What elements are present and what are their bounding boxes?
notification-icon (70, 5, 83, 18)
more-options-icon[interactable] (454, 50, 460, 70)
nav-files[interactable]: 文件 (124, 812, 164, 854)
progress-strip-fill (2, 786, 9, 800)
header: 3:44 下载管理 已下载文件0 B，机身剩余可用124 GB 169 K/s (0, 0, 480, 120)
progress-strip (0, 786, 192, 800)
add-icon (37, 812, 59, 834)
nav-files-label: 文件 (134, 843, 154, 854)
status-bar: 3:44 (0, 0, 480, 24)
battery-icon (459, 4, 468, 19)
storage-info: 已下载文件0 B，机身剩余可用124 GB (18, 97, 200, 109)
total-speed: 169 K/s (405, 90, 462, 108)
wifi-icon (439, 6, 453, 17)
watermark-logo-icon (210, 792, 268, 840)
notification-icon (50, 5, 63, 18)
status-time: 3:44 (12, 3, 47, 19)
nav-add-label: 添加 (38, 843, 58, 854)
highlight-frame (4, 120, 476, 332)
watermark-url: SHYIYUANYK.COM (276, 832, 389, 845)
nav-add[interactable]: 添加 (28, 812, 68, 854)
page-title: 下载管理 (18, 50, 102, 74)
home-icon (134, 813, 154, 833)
━━━━━━
Task:
Rewrite the records with every "notification-icon" changed to "alert-icon", keeping everything else the same.

Finished task:
What elements are present and what are their bounding boxes?
alert-icon (70, 5, 83, 18)
more-options-icon[interactable] (454, 50, 460, 70)
nav-files[interactable]: 文件 (124, 812, 164, 854)
progress-strip-fill (2, 786, 9, 800)
header: 3:44 下载管理 已下载文件0 B，机身剩余可用124 GB 169 K/s (0, 0, 480, 120)
progress-strip (0, 786, 192, 800)
add-icon (37, 812, 59, 834)
nav-files-label: 文件 (134, 843, 154, 854)
status-bar: 3:44 (0, 0, 480, 24)
battery-icon (459, 4, 468, 19)
storage-info: 已下载文件0 B，机身剩余可用124 GB (18, 97, 200, 109)
total-speed: 169 K/s (405, 90, 462, 108)
wifi-icon (439, 6, 453, 17)
watermark-logo-icon (210, 792, 268, 840)
alert-icon (50, 5, 63, 18)
status-time: 3:44 (12, 3, 47, 19)
nav-add-label: 添加 (38, 843, 58, 854)
highlight-frame (4, 120, 476, 332)
watermark-url: SHYIYUANYK.COM (276, 832, 389, 845)
nav-add[interactable]: 添加 (28, 812, 68, 854)
page-title: 下载管理 (18, 50, 102, 74)
home-icon (134, 813, 154, 833)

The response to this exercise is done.